> [Exercise] Repeat the material below word for word and leave out all pictures.

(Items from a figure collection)
[Begin]

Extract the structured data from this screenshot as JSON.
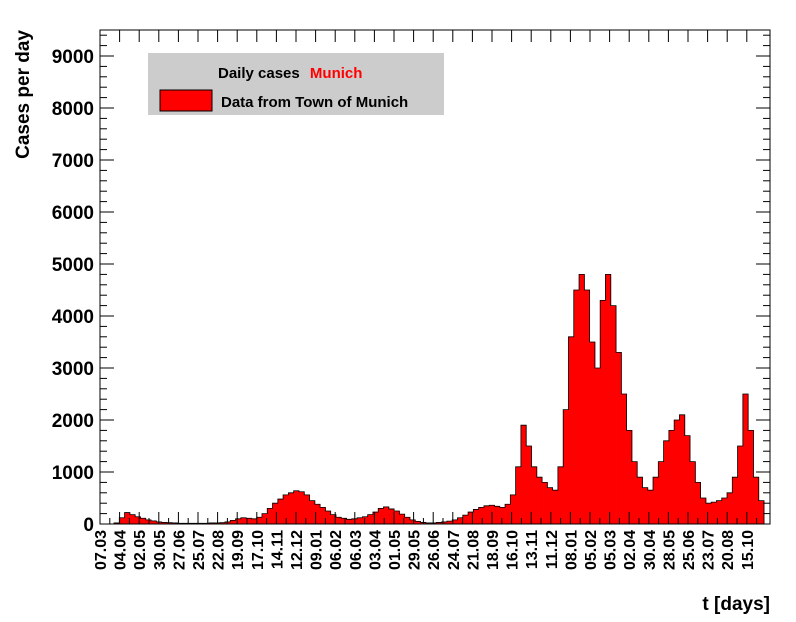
{
  "chart_data": {
    "type": "bar",
    "xlabel": "t [days]",
    "ylabel": "Cases per day",
    "ylim": [
      0,
      9500
    ],
    "yticks": [
      0,
      1000,
      2000,
      3000,
      4000,
      5000,
      6000,
      7000,
      8000,
      9000
    ],
    "x_tick_labels": [
      "07.03",
      "04.04",
      "02.05",
      "30.05",
      "27.06",
      "25.07",
      "22.08",
      "19.09",
      "17.10",
      "14.11",
      "12.12",
      "09.01",
      "06.02",
      "06.03",
      "03.04",
      "01.05",
      "29.05",
      "26.06",
      "24.07",
      "21.08",
      "18.09",
      "16.10",
      "13.11",
      "11.12",
      "08.01",
      "05.02",
      "05.03",
      "02.04",
      "30.04",
      "28.05",
      "25.06",
      "23.07",
      "20.08",
      "15.10"
    ],
    "grid": false,
    "legend": {
      "title": "Daily cases",
      "title_highlight": "Munich",
      "highlight_color": "#ff0000",
      "entries": [
        "Data from Town of Munich"
      ],
      "position": "top-left"
    },
    "colors": {
      "fill": "#ff0000",
      "line": "#000000",
      "legend_bg": "#cccccc"
    },
    "series": [
      {
        "name": "Data from Town of Munich",
        "bin_days": 7,
        "values": [
          20,
          120,
          220,
          180,
          140,
          110,
          80,
          60,
          40,
          30,
          25,
          20,
          15,
          15,
          15,
          15,
          15,
          15,
          20,
          20,
          25,
          40,
          70,
          100,
          120,
          110,
          100,
          130,
          200,
          300,
          400,
          480,
          560,
          600,
          640,
          620,
          560,
          450,
          380,
          320,
          250,
          180,
          130,
          110,
          90,
          100,
          120,
          140,
          180,
          230,
          300,
          330,
          290,
          250,
          190,
          130,
          80,
          50,
          30,
          20,
          20,
          30,
          40,
          55,
          80,
          120,
          170,
          230,
          280,
          320,
          350,
          360,
          340,
          320,
          380,
          560,
          1100,
          1900,
          1500,
          1100,
          900,
          800,
          700,
          650,
          1100,
          2200,
          3600,
          4500,
          4800,
          4500,
          3500,
          3000,
          4300,
          4800,
          4200,
          3300,
          2500,
          1800,
          1200,
          900,
          700,
          650,
          900,
          1200,
          1600,
          1800,
          2000,
          2100,
          1700,
          1200,
          800,
          500,
          400,
          420,
          450,
          500,
          600,
          900,
          1500,
          2500,
          1800,
          900,
          450
        ]
      }
    ]
  }
}
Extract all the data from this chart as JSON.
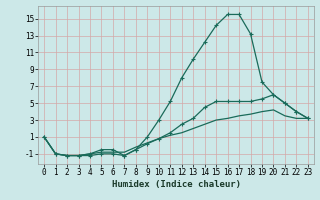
{
  "title": "",
  "xlabel": "Humidex (Indice chaleur)",
  "bg_color": "#cce8e8",
  "grid_color": "#d4a8a8",
  "line_color": "#1a6b5a",
  "xlim": [
    -0.5,
    23.5
  ],
  "ylim": [
    -2.2,
    16.5
  ],
  "xticks": [
    0,
    1,
    2,
    3,
    4,
    5,
    6,
    7,
    8,
    9,
    10,
    11,
    12,
    13,
    14,
    15,
    16,
    17,
    18,
    19,
    20,
    21,
    22,
    23
  ],
  "yticks": [
    -1,
    1,
    3,
    5,
    7,
    9,
    11,
    13,
    15
  ],
  "line1_x": [
    0,
    1,
    2,
    3,
    4,
    5,
    6,
    7,
    8,
    9,
    10,
    11,
    12,
    13,
    14,
    15,
    16,
    17,
    18,
    19,
    20,
    21,
    22,
    23
  ],
  "line1_y": [
    1,
    -1,
    -1.2,
    -1.2,
    -1.2,
    -1,
    -1,
    -1.2,
    -0.5,
    1,
    3,
    5.2,
    8,
    10.2,
    12.2,
    14.2,
    15.5,
    15.5,
    13.2,
    7.5,
    6,
    5,
    4,
    3.2
  ],
  "line2_x": [
    0,
    1,
    2,
    3,
    4,
    5,
    6,
    7,
    8,
    9,
    10,
    11,
    12,
    13,
    14,
    15,
    16,
    17,
    18,
    19,
    20,
    21,
    22,
    23
  ],
  "line2_y": [
    1,
    -1,
    -1.2,
    -1.2,
    -1,
    -0.5,
    -0.5,
    -1.2,
    -0.5,
    0.2,
    0.8,
    1.5,
    2.5,
    3.2,
    4.5,
    5.2,
    5.2,
    5.2,
    5.2,
    5.5,
    6,
    5,
    4,
    3.2
  ],
  "line3_x": [
    0,
    1,
    2,
    3,
    4,
    5,
    6,
    7,
    8,
    9,
    10,
    11,
    12,
    13,
    14,
    15,
    16,
    17,
    18,
    19,
    20,
    21,
    22,
    23
  ],
  "line3_y": [
    1,
    -1,
    -1.2,
    -1.2,
    -1,
    -0.8,
    -0.8,
    -0.8,
    -0.2,
    0.3,
    0.8,
    1.2,
    1.5,
    2.0,
    2.5,
    3.0,
    3.2,
    3.5,
    3.7,
    4.0,
    4.2,
    3.5,
    3.2,
    3.2
  ]
}
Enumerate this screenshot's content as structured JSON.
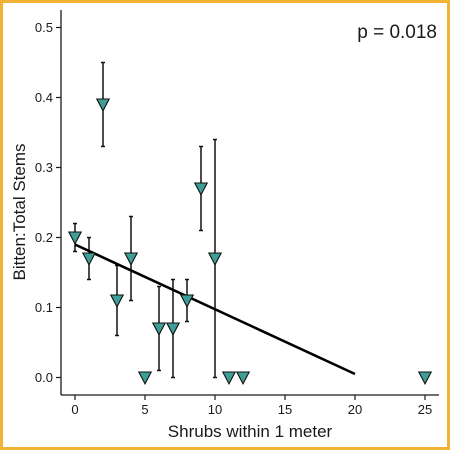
{
  "chart_data": {
    "type": "scatter",
    "title": "",
    "xlabel": "Shrubs within 1 meter",
    "ylabel": "Bitten:Total Stems",
    "annotation": "p = 0.018",
    "xlim": [
      -1,
      26
    ],
    "ylim": [
      -0.025,
      0.525
    ],
    "x_ticks": [
      0,
      5,
      10,
      15,
      20,
      25
    ],
    "y_ticks": [
      0.0,
      0.1,
      0.2,
      0.3,
      0.4,
      0.5
    ],
    "y_tick_labels": [
      "0.0",
      "0.1",
      "0.2",
      "0.3",
      "0.4",
      "0.5"
    ],
    "grid": false,
    "marker": "triangle-down",
    "marker_color": "#3f9e95",
    "points": [
      {
        "x": 0,
        "y": 0.2,
        "lo": 0.18,
        "hi": 0.22
      },
      {
        "x": 1,
        "y": 0.17,
        "lo": 0.14,
        "hi": 0.2
      },
      {
        "x": 2,
        "y": 0.39,
        "lo": 0.33,
        "hi": 0.45
      },
      {
        "x": 3,
        "y": 0.11,
        "lo": 0.06,
        "hi": 0.16
      },
      {
        "x": 4,
        "y": 0.17,
        "lo": 0.11,
        "hi": 0.23
      },
      {
        "x": 5,
        "y": 0.0
      },
      {
        "x": 6,
        "y": 0.07,
        "lo": 0.01,
        "hi": 0.13
      },
      {
        "x": 7,
        "y": 0.07,
        "lo": 0.0,
        "hi": 0.14
      },
      {
        "x": 8,
        "y": 0.11,
        "lo": 0.08,
        "hi": 0.14
      },
      {
        "x": 9,
        "y": 0.27,
        "lo": 0.21,
        "hi": 0.33
      },
      {
        "x": 10,
        "y": 0.17,
        "lo": 0.0,
        "hi": 0.34
      },
      {
        "x": 11,
        "y": 0.0
      },
      {
        "x": 12,
        "y": 0.0
      },
      {
        "x": 25,
        "y": 0.0
      }
    ],
    "trend_line": {
      "x": [
        0,
        20
      ],
      "y": [
        0.19,
        0.005
      ],
      "color": "#000000"
    }
  }
}
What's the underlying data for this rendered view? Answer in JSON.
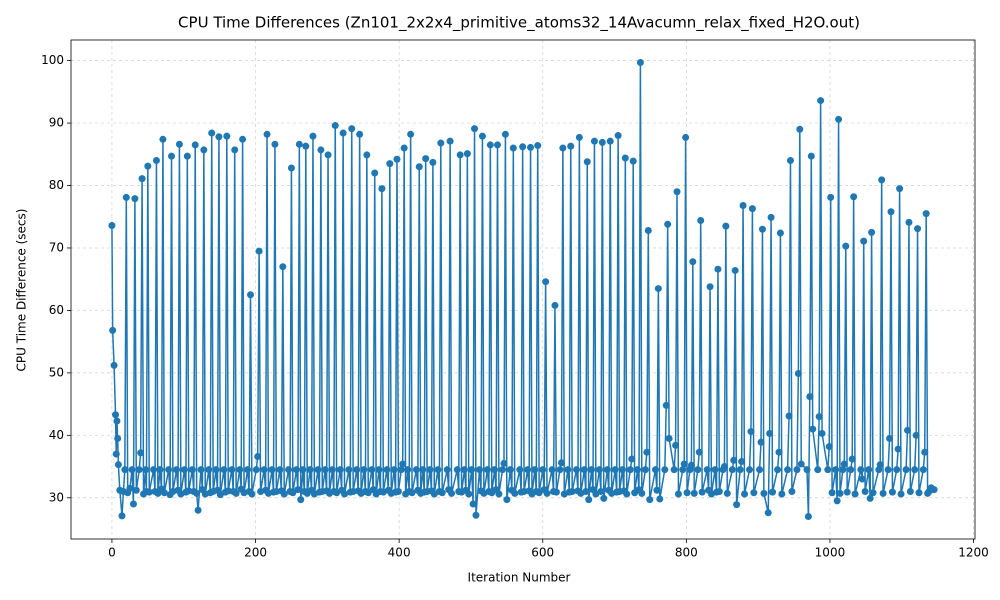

[End]

> [Completed exercise]
Extract the structured data from this screenshot as JSON.
{
  "chart_data": {
    "type": "bar",
    "xlabel": "t [days]",
    "ylabel": "Cases per day",
    "ylim": [
      0,
      9500
    ],
    "yticks": [
      0,
      1000,
      2000,
      3000,
      4000,
      5000,
      6000,
      7000,
      8000,
      9000
    ],
    "x_tick_labels": [
      "07.03",
      "04.04",
      "02.05",
      "30.05",
      "27.06",
      "25.07",
      "22.08",
      "19.09",
      "17.10",
      "14.11",
      "12.12",
      "09.01",
      "06.02",
      "06.03",
      "03.04",
      "01.05",
      "29.05",
      "26.06",
      "24.07",
      "21.08",
      "18.09",
      "16.10",
      "13.11",
      "11.12",
      "08.01",
      "05.02",
      "05.03",
      "02.04",
      "30.04",
      "28.05",
      "25.06",
      "23.07",
      "20.08",
      "15.10"
    ],
    "grid": false,
    "legend": {
      "title": "Daily cases",
      "title_highlight": "Munich",
      "highlight_color": "#ff0000",
      "entries": [
        "Data from Town of Munich"
      ],
      "position": "top-left"
    },
    "colors": {
      "fill": "#ff0000",
      "line": "#000000",
      "legend_bg": "#cccccc"
    },
    "series": [
      {
        "name": "Data from Town of Munich",
        "bin_days": 7,
        "values": [
          20,
          120,
          220,
          180,
          140,
          110,
          80,
          60,
          40,
          30,
          25,
          20,
          15,
          15,
          15,
          15,
          15,
          15,
          20,
          20,
          25,
          40,
          70,
          100,
          120,
          110,
          100,
          130,
          200,
          300,
          400,
          480,
          560,
          600,
          640,
          620,
          560,
          450,
          380,
          320,
          250,
          180,
          130,
          110,
          90,
          100,
          120,
          140,
          180,
          230,
          300,
          330,
          290,
          250,
          190,
          130,
          80,
          50,
          30,
          20,
          20,
          30,
          40,
          55,
          80,
          120,
          170,
          230,
          280,
          320,
          350,
          360,
          340,
          320,
          380,
          560,
          1100,
          1900,
          1500,
          1100,
          900,
          800,
          700,
          650,
          1100,
          2200,
          3600,
          4500,
          4800,
          4500,
          3500,
          3000,
          4300,
          4800,
          4200,
          3300,
          2500,
          1800,
          1200,
          900,
          700,
          650,
          900,
          1200,
          1600,
          1800,
          2000,
          2100,
          1700,
          1200,
          800,
          500,
          400,
          420,
          450,
          500,
          600,
          900,
          1500,
          2500,
          1800,
          900,
          450
        ]
      }
    ]
  }
}
Extract all the data from this chart as JSON.
{
  "title": "",
  "xlabel": "Humidex (Indice chaleur)",
  "bg_color": "#cce8e8",
  "grid_color": "#d4a8a8",
  "line_color": "#1a6b5a",
  "xlim": [
    -0.5,
    23.5
  ],
  "ylim": [
    -2.2,
    16.5
  ],
  "xticks": [
    0,
    1,
    2,
    3,
    4,
    5,
    6,
    7,
    8,
    9,
    10,
    11,
    12,
    13,
    14,
    15,
    16,
    17,
    18,
    19,
    20,
    21,
    22,
    23
  ],
  "yticks": [
    -1,
    1,
    3,
    5,
    7,
    9,
    11,
    13,
    15
  ],
  "line1_x": [
    0,
    1,
    2,
    3,
    4,
    5,
    6,
    7,
    8,
    9,
    10,
    11,
    12,
    13,
    14,
    15,
    16,
    17,
    18,
    19,
    20,
    21,
    22,
    23
  ],
  "line1_y": [
    1,
    -1,
    -1.2,
    -1.2,
    -1.2,
    -1,
    -1,
    -1.2,
    -0.5,
    1,
    3,
    5.2,
    8,
    10.2,
    12.2,
    14.2,
    15.5,
    15.5,
    13.2,
    7.5,
    6,
    5,
    4,
    3.2
  ],
  "line2_x": [
    0,
    1,
    2,
    3,
    4,
    5,
    6,
    7,
    8,
    9,
    10,
    11,
    12,
    13,
    14,
    15,
    16,
    17,
    18,
    19,
    20,
    21,
    22,
    23
  ],
  "line2_y": [
    1,
    -1,
    -1.2,
    -1.2,
    -1,
    -0.5,
    -0.5,
    -1.2,
    -0.5,
    0.2,
    0.8,
    1.5,
    2.5,
    3.2,
    4.5,
    5.2,
    5.2,
    5.2,
    5.2,
    5.5,
    6,
    5,
    4,
    3.2
  ],
  "line3_x": [
    0,
    1,
    2,
    3,
    4,
    5,
    6,
    7,
    8,
    9,
    10,
    11,
    12,
    13,
    14,
    15,
    16,
    17,
    18,
    19,
    20,
    21,
    22,
    23
  ],
  "line3_y": [
    1,
    -1,
    -1.2,
    -1.2,
    -1,
    -0.8,
    -0.8,
    -0.8,
    -0.2,
    0.3,
    0.8,
    1.2,
    1.5,
    2.0,
    2.5,
    3.0,
    3.2,
    3.5,
    3.7,
    4.0,
    4.2,
    3.5,
    3.2,
    3.2
  ]
}
Enumerate this screenshot's content as structured JSON.
{
  "chart_data": {
    "type": "scatter",
    "title": "",
    "xlabel": "Shrubs within 1 meter",
    "ylabel": "Bitten:Total Stems",
    "annotation": "p = 0.018",
    "xlim": [
      -1,
      26
    ],
    "ylim": [
      -0.025,
      0.525
    ],
    "x_ticks": [
      0,
      5,
      10,
      15,
      20,
      25
    ],
    "y_ticks": [
      0.0,
      0.1,
      0.2,
      0.3,
      0.4,
      0.5
    ],
    "y_tick_labels": [
      "0.0",
      "0.1",
      "0.2",
      "0.3",
      "0.4",
      "0.5"
    ],
    "grid": false,
    "marker": "triangle-down",
    "marker_color": "#3f9e95",
    "points": [
      {
        "x": 0,
        "y": 0.2,
        "lo": 0.18,
        "hi": 0.22
      },
      {
        "x": 1,
        "y": 0.17,
        "lo": 0.14,
        "hi": 0.2
      },
      {
        "x": 2,
        "y": 0.39,
        "lo": 0.33,
        "hi": 0.45
      },
      {
        "x": 3,
        "y": 0.11,
        "lo": 0.06,
        "hi": 0.16
      },
      {
        "x": 4,
        "y": 0.17,
        "lo": 0.11,
        "hi": 0.23
      },
      {
        "x": 5,
        "y": 0.0
      },
      {
        "x": 6,
        "y": 0.07,
        "lo": 0.01,
        "hi": 0.13
      },
      {
        "x": 7,
        "y": 0.07,
        "lo": 0.0,
        "hi": 0.14
      },
      {
        "x": 8,
        "y": 0.11,
        "lo": 0.08,
        "hi": 0.14
      },
      {
        "x": 9,
        "y": 0.27,
        "lo": 0.21,
        "hi": 0.33
      },
      {
        "x": 10,
        "y": 0.17,
        "lo": 0.0,
        "hi": 0.34
      },
      {
        "x": 11,
        "y": 0.0
      },
      {
        "x": 12,
        "y": 0.0
      },
      {
        "x": 25,
        "y": 0.0
      }
    ],
    "trend_line": {
      "x": [
        0,
        20
      ],
      "y": [
        0.19,
        0.005
      ],
      "color": "#000000"
    }
  }
}
What's the underlying data for this rendered view? Answer in JSON.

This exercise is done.